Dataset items
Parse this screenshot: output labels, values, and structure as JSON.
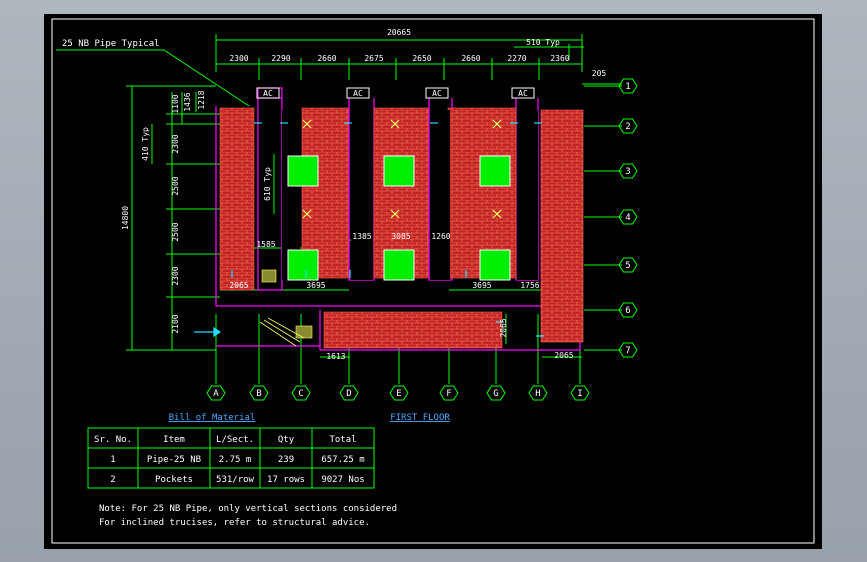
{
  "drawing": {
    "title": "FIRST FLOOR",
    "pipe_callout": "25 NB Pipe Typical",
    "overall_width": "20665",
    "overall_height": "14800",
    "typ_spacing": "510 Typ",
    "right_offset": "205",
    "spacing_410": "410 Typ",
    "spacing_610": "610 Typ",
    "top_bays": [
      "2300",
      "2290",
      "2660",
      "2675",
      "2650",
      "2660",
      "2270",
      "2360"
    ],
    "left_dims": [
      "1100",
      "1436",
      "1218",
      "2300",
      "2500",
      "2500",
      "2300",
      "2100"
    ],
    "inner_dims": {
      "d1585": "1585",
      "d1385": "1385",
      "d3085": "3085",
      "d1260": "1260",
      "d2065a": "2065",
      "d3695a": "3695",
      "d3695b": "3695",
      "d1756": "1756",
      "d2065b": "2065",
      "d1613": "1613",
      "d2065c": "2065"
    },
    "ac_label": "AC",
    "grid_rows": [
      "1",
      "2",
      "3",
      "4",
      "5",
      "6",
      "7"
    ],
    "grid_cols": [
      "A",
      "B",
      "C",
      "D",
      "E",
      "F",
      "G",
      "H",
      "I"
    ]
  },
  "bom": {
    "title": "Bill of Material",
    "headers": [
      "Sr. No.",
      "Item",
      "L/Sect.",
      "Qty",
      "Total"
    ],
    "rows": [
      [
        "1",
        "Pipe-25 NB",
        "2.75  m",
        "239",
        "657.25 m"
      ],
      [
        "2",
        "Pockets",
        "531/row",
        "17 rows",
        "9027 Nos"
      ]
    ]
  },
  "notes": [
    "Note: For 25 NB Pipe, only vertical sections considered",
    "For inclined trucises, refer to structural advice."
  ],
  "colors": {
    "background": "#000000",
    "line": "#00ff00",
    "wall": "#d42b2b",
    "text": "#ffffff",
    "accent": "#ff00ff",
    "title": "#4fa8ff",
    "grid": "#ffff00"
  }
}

GIVEN REQUEST: Images in the records should not be copied. Repeat all the rest exactly.

RESULT:
Parse this screenshot: output labels, values, and structure as JSON.
{
  "drawing": {
    "title": "FIRST FLOOR",
    "pipe_callout": "25 NB Pipe Typical",
    "overall_width": "20665",
    "overall_height": "14800",
    "typ_spacing": "510 Typ",
    "right_offset": "205",
    "spacing_410": "410 Typ",
    "spacing_610": "610 Typ",
    "top_bays": [
      "2300",
      "2290",
      "2660",
      "2675",
      "2650",
      "2660",
      "2270",
      "2360"
    ],
    "left_dims": [
      "1100",
      "1436",
      "1218",
      "2300",
      "2500",
      "2500",
      "2300",
      "2100"
    ],
    "inner_dims": {
      "d1585": "1585",
      "d1385": "1385",
      "d3085": "3085",
      "d1260": "1260",
      "d2065a": "2065",
      "d3695a": "3695",
      "d3695b": "3695",
      "d1756": "1756",
      "d2065b": "2065",
      "d1613": "1613",
      "d2065c": "2065"
    },
    "ac_label": "AC",
    "grid_rows": [
      "1",
      "2",
      "3",
      "4",
      "5",
      "6",
      "7"
    ],
    "grid_cols": [
      "A",
      "B",
      "C",
      "D",
      "E",
      "F",
      "G",
      "H",
      "I"
    ]
  },
  "bom": {
    "title": "Bill of Material",
    "headers": [
      "Sr. No.",
      "Item",
      "L/Sect.",
      "Qty",
      "Total"
    ],
    "rows": [
      [
        "1",
        "Pipe-25 NB",
        "2.75  m",
        "239",
        "657.25 m"
      ],
      [
        "2",
        "Pockets",
        "531/row",
        "17 rows",
        "9027 Nos"
      ]
    ]
  },
  "notes": [
    "Note: For 25 NB Pipe, only vertical sections considered",
    "For inclined trucises, refer to structural advice."
  ],
  "colors": {
    "background": "#000000",
    "line": "#00ff00",
    "wall": "#d42b2b",
    "text": "#ffffff",
    "accent": "#ff00ff",
    "title": "#4fa8ff",
    "grid": "#ffff00"
  }
}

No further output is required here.